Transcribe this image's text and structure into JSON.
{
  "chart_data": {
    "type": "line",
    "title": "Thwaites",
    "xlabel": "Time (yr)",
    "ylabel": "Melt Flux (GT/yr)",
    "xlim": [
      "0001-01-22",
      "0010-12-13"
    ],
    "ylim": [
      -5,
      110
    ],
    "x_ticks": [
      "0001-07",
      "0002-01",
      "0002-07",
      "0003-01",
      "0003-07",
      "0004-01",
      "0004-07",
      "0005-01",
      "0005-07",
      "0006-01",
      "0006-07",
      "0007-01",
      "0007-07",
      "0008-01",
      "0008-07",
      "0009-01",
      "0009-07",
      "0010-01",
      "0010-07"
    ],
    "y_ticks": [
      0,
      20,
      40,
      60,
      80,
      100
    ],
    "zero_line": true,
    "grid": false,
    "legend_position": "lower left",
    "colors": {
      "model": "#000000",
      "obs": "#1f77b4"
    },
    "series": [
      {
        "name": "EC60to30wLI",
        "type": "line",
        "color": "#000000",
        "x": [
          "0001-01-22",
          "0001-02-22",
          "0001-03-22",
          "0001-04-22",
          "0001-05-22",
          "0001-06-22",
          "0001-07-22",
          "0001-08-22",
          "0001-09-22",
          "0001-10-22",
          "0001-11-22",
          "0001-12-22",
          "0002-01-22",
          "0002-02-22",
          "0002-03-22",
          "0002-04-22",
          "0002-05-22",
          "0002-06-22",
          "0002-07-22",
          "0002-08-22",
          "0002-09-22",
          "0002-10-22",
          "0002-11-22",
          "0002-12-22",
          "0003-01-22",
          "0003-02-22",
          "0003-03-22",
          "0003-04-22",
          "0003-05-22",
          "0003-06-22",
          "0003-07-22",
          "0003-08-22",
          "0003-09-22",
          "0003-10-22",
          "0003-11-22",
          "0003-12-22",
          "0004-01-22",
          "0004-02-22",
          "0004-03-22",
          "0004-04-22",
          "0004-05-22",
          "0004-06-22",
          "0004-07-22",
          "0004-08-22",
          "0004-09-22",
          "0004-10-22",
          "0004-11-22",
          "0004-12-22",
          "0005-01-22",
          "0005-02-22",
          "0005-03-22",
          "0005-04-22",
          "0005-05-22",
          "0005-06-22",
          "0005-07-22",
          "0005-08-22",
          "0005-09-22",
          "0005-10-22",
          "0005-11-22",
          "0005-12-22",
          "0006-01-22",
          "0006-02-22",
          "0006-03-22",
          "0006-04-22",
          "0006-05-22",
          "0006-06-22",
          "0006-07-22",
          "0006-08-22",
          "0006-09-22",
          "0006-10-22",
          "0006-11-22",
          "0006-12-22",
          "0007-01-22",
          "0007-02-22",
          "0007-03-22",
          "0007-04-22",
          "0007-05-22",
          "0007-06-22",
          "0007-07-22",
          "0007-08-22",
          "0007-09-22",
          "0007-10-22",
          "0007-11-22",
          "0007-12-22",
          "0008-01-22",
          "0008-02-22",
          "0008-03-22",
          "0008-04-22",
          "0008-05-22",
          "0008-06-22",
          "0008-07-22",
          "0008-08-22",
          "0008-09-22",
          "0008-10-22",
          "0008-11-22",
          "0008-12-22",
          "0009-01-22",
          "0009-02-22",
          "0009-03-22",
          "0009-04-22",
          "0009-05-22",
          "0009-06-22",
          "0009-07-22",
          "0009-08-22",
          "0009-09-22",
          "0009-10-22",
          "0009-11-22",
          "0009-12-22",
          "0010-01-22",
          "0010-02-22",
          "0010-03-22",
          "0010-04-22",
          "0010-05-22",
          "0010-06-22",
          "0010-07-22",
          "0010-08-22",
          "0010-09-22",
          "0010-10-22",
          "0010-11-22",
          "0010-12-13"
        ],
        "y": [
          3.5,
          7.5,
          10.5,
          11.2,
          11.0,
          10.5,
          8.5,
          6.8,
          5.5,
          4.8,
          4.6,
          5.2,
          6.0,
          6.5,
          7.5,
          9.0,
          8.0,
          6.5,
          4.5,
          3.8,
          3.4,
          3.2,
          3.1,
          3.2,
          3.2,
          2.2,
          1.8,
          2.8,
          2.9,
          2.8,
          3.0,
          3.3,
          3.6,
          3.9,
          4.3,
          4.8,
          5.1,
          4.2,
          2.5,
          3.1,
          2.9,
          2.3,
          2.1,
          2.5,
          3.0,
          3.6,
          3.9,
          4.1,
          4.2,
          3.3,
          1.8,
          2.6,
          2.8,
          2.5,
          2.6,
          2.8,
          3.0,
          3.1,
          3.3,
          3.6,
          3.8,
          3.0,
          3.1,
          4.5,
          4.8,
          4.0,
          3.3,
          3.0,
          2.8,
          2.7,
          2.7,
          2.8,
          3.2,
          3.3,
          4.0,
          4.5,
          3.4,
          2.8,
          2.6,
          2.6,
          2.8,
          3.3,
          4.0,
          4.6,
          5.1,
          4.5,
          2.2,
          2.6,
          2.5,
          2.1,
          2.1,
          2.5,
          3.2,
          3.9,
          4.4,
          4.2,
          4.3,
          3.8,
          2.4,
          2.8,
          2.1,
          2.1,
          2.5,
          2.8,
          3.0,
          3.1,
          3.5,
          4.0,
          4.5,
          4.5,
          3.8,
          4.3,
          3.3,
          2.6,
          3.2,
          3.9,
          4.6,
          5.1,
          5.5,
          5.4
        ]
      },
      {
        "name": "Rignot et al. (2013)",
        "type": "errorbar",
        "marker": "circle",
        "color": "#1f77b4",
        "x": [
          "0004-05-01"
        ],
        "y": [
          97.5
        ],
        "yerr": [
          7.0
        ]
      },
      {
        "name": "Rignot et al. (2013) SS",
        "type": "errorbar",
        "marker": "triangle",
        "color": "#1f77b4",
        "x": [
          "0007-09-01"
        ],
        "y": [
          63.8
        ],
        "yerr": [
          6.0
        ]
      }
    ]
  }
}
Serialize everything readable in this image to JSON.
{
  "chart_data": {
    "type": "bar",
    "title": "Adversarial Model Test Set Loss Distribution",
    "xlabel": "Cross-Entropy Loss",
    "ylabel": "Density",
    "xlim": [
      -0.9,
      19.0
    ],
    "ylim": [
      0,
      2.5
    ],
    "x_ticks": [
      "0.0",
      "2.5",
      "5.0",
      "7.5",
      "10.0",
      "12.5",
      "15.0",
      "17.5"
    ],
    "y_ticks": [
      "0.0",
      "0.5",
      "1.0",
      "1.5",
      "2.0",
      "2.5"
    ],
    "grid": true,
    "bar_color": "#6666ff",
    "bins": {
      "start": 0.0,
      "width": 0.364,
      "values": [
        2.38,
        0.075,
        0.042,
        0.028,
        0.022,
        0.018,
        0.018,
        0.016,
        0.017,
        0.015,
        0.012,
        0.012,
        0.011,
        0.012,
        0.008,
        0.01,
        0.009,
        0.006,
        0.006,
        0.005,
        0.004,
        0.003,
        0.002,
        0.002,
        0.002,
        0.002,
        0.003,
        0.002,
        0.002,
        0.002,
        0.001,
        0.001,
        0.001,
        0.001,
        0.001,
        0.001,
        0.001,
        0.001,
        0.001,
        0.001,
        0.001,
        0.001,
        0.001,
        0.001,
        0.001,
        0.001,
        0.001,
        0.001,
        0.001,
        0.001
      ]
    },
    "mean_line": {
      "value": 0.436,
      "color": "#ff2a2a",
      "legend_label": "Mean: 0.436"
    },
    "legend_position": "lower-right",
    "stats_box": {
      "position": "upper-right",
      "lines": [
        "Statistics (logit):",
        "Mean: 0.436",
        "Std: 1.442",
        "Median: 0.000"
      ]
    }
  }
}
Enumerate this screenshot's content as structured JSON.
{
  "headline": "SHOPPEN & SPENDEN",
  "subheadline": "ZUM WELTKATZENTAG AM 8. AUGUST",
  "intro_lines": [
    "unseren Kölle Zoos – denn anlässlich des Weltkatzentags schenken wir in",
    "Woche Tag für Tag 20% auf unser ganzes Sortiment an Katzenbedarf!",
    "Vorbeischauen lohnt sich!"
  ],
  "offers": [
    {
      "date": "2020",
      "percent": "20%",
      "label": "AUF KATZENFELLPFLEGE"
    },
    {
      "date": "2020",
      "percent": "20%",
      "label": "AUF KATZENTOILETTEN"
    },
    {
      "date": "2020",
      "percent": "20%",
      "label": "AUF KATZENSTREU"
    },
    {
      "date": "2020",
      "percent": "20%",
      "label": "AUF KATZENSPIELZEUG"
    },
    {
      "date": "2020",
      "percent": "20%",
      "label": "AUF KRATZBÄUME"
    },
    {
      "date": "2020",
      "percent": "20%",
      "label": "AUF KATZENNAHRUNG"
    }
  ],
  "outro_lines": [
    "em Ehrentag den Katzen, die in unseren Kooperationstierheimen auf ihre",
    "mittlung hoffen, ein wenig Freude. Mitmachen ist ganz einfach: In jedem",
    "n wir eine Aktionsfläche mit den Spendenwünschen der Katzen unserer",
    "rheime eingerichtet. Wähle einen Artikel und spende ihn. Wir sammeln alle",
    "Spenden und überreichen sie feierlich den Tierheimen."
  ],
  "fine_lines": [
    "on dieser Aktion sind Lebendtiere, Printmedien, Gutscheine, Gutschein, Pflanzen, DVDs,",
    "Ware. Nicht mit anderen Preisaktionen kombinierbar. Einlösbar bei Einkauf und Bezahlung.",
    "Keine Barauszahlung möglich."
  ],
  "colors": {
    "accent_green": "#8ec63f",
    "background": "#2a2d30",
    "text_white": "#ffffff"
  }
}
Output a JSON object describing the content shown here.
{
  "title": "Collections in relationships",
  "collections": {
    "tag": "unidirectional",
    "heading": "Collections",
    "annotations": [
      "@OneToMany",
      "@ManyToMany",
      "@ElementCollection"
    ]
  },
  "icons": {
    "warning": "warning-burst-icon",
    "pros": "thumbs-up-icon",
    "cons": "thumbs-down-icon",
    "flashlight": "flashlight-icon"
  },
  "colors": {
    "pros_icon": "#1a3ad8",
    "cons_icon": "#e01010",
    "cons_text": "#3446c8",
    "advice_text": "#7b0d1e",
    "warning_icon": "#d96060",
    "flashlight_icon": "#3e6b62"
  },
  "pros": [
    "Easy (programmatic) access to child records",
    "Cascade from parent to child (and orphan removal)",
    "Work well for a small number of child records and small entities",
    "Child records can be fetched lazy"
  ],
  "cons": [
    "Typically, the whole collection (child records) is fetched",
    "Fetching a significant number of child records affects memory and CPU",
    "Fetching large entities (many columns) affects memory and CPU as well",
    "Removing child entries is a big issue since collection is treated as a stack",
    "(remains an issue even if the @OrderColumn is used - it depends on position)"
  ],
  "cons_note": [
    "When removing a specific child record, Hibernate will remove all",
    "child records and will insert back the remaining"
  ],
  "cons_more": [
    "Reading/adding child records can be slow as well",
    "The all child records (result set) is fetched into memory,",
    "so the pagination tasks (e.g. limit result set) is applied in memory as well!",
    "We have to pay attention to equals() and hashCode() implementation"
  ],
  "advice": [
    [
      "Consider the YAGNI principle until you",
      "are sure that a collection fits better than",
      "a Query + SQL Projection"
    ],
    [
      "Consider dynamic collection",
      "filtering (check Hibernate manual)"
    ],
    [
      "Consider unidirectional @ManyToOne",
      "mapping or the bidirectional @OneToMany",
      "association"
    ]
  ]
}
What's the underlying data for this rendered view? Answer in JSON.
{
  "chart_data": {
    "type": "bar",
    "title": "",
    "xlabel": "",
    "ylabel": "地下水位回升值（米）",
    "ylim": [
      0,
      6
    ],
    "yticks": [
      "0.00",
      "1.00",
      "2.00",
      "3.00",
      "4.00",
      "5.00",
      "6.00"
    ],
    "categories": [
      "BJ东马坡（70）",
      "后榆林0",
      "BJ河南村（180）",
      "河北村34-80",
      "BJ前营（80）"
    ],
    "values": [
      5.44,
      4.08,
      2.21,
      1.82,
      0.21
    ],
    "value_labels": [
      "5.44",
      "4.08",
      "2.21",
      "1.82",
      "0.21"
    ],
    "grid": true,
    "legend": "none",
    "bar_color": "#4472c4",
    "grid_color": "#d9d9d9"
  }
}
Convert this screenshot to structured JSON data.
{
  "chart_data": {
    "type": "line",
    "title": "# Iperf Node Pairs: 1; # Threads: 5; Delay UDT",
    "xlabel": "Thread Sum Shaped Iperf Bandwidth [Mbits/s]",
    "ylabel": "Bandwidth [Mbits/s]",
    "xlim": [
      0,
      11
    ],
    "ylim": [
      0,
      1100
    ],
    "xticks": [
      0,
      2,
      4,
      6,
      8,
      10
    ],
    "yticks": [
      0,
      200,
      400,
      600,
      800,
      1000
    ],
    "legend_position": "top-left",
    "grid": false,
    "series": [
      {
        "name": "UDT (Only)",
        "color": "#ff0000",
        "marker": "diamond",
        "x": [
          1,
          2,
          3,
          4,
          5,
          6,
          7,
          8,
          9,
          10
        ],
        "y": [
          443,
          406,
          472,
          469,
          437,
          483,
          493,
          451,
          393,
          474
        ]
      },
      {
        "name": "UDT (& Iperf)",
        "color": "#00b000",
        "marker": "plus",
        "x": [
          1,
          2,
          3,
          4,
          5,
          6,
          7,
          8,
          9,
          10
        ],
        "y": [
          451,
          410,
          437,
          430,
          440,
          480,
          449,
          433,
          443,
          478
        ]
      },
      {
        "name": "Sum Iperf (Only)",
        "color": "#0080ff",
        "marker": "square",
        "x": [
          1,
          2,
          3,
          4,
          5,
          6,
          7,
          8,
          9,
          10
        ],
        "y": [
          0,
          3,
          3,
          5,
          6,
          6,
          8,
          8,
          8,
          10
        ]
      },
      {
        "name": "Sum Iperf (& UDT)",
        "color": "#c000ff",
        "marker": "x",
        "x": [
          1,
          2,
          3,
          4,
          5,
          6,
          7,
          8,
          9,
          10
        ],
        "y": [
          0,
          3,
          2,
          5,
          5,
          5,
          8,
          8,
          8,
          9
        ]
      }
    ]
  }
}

==================================================

### YOUR TASK
Filter the listing for the word "Bandwidth" and copy every line that holds it.

### FULL OUTPUT
    "xlabel": "Thread Sum Shaped Iperf Bandwidth [Mbits/s]",
    "ylabel": "Bandwidth [Mbits/s]",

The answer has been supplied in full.